_Task data_.
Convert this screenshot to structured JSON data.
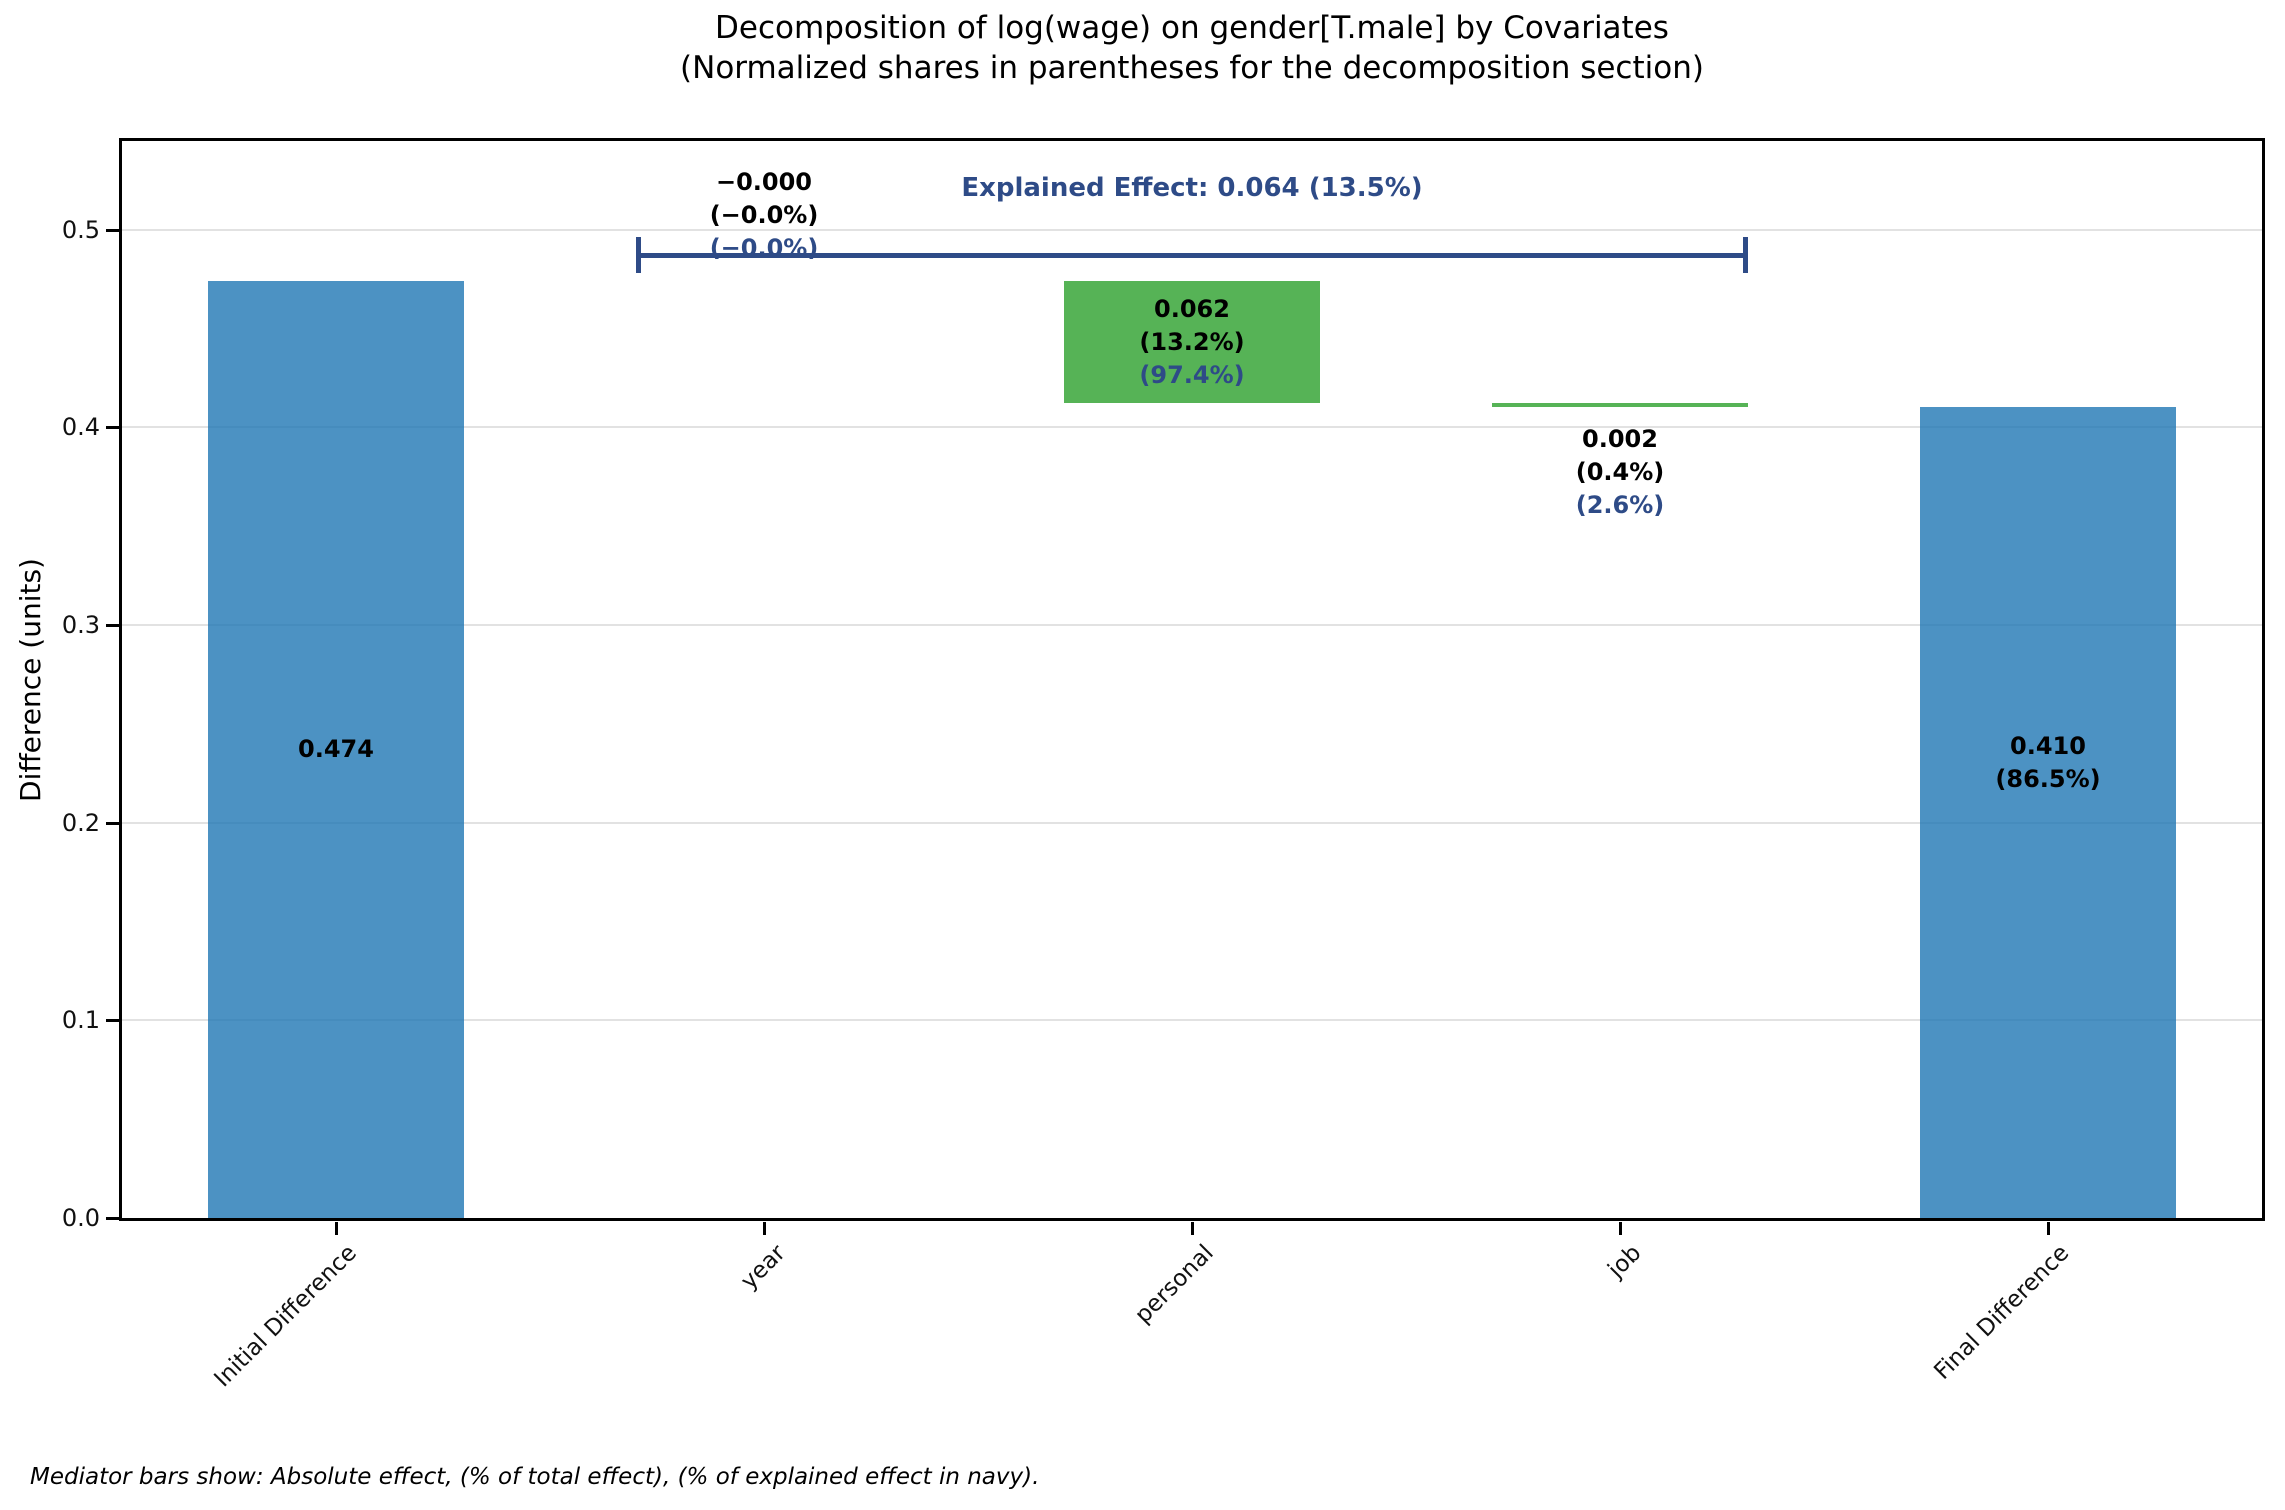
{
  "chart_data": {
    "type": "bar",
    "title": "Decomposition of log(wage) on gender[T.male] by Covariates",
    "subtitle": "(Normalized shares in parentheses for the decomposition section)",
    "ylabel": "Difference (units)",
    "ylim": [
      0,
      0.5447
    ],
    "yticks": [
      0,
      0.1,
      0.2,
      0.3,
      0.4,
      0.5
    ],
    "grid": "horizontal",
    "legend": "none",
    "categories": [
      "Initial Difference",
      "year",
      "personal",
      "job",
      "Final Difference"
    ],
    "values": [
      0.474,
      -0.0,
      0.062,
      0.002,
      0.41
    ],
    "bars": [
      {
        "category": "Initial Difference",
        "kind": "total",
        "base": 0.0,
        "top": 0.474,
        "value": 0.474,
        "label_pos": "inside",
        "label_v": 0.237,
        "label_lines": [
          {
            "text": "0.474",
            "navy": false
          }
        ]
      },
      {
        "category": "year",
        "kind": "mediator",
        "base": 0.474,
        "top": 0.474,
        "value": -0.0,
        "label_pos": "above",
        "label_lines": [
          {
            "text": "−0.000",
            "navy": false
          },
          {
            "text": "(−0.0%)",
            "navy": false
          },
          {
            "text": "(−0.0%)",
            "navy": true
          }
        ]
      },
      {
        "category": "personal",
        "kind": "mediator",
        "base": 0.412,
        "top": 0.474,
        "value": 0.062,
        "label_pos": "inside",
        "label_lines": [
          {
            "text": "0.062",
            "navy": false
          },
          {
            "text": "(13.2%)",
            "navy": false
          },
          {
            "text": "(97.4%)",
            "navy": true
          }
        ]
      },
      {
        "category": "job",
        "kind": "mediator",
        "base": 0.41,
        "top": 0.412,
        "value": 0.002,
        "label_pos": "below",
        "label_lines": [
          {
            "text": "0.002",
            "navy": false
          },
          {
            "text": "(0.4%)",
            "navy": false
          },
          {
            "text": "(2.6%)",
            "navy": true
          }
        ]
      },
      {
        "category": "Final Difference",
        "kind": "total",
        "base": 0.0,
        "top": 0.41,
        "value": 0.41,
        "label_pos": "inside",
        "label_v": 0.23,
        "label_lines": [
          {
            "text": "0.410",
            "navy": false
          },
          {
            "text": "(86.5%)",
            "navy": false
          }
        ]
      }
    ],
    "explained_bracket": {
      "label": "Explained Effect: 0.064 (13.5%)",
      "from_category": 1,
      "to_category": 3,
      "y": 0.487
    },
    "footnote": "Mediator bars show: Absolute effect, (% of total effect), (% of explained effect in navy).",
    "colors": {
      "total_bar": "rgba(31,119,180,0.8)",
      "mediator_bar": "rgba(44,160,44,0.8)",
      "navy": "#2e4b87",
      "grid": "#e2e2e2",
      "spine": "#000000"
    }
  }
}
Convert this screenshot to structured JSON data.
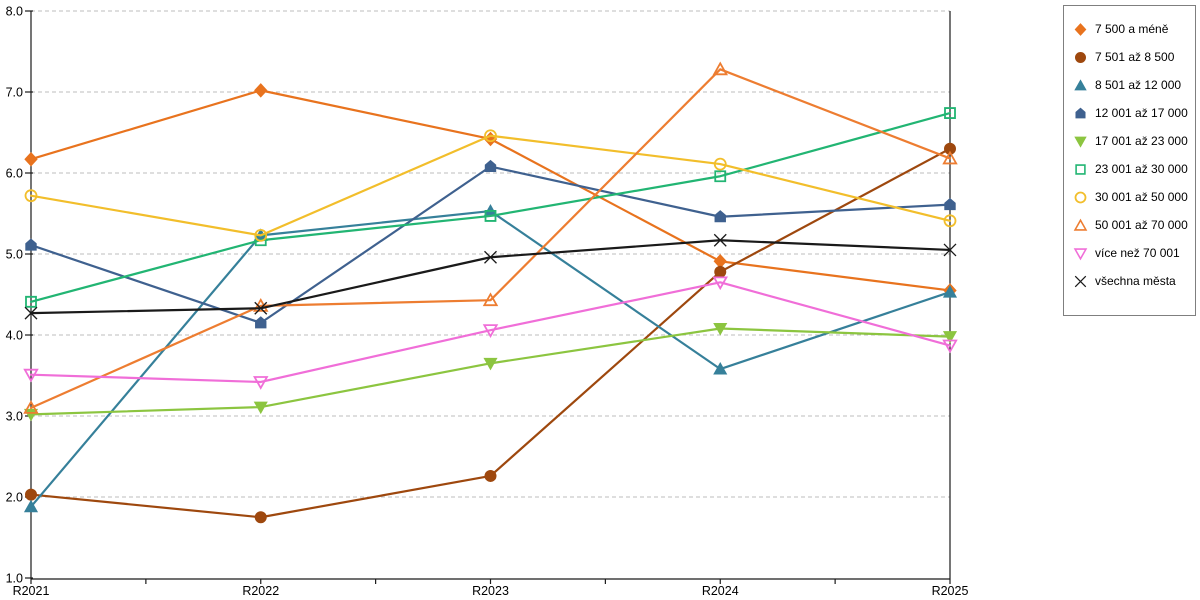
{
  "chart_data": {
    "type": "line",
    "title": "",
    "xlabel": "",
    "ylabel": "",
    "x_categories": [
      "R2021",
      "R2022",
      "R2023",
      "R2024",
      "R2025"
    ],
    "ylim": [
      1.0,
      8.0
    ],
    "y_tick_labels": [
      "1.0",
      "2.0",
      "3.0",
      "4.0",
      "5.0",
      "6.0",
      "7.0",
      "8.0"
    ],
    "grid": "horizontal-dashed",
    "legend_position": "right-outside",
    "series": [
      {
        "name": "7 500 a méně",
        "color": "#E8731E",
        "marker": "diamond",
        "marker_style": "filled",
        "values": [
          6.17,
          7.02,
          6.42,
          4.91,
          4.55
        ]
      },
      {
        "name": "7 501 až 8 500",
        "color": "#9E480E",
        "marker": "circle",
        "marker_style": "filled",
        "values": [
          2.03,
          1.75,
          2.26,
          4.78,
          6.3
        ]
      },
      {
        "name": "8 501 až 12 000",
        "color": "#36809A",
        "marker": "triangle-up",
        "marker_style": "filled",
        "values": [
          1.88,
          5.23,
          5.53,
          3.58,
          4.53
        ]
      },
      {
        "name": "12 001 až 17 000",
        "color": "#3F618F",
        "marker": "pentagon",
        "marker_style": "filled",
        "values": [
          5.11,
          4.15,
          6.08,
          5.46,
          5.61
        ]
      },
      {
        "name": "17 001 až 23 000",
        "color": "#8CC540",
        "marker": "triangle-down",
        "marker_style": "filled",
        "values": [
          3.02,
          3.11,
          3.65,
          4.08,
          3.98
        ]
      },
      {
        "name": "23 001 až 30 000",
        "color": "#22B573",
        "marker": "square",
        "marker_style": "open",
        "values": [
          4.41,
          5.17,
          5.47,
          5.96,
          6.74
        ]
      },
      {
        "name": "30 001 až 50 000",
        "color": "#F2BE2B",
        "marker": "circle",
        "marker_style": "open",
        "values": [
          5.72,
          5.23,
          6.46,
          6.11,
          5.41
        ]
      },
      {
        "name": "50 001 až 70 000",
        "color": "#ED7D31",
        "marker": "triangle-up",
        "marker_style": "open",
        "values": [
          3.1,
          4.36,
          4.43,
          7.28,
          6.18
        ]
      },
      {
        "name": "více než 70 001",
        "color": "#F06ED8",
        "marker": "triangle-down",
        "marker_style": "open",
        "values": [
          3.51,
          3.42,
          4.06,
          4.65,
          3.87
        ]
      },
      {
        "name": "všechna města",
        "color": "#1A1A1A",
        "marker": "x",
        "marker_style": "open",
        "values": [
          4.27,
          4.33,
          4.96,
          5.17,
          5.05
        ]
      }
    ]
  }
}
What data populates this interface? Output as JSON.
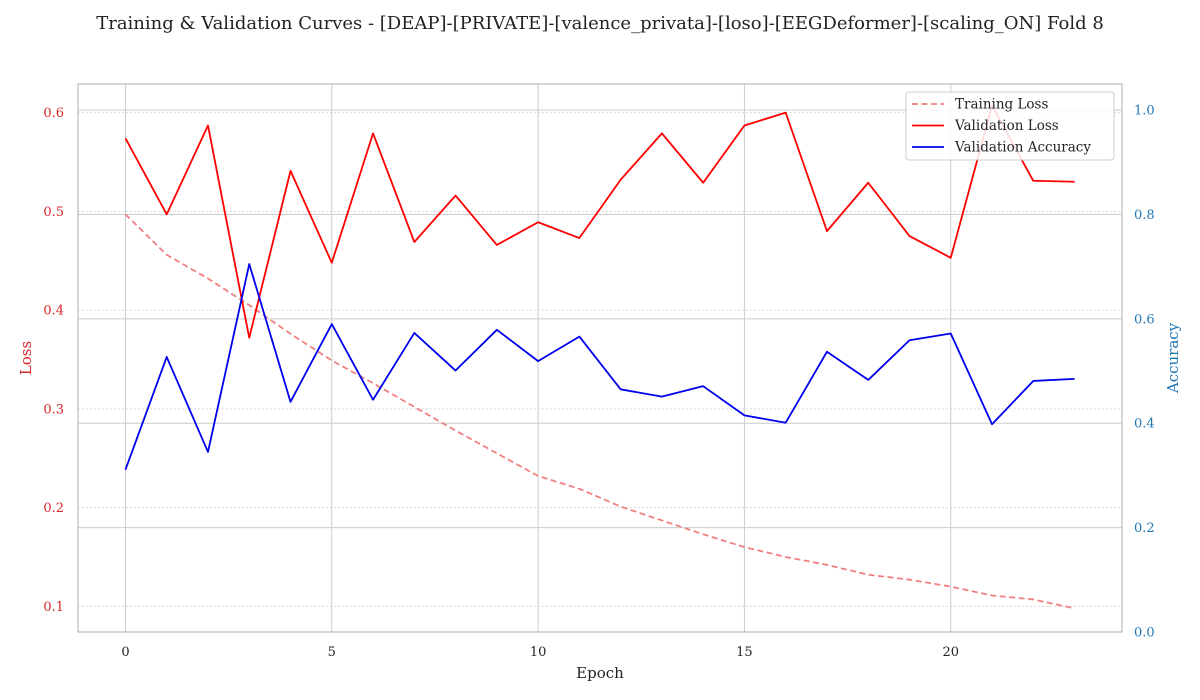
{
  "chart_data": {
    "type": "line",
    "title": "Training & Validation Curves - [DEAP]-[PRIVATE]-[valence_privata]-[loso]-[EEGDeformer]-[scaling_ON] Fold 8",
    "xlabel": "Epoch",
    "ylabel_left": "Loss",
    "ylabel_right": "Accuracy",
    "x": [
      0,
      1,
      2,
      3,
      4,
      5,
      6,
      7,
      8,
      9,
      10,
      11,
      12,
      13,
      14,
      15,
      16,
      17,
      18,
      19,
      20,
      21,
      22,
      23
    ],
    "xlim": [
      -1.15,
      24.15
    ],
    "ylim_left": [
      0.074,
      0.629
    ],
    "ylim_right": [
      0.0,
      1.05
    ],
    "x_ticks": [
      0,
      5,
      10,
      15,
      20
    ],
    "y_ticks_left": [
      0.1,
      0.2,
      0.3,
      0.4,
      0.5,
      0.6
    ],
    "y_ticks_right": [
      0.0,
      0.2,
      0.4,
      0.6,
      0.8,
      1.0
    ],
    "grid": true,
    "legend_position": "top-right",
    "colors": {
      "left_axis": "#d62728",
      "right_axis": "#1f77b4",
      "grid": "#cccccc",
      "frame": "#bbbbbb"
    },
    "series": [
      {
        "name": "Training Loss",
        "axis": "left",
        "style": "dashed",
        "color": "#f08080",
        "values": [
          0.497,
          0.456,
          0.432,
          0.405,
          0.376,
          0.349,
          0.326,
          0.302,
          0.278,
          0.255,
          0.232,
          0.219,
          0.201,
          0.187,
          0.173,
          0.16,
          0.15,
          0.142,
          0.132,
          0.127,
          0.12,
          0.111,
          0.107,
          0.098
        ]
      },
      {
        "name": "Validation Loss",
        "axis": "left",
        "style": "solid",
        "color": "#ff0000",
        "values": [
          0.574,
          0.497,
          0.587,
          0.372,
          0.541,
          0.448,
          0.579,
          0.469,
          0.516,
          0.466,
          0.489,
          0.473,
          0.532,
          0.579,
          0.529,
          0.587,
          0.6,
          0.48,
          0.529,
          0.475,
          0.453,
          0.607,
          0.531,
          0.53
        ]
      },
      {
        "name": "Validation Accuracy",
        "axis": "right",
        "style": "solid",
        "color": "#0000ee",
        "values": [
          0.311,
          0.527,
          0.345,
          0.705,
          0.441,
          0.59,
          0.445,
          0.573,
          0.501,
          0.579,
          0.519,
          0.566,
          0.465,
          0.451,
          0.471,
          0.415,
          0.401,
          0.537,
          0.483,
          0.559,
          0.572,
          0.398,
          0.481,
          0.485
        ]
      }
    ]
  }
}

_Given problem_. Which lines hold the word "Difference"? Return all of them from the records above.

_The completed task_.
    "ylabel": "Difference (units)",
      "Initial Difference",
      "Final Difference"
        "category": "Initial Difference",
        "category": "Final Difference",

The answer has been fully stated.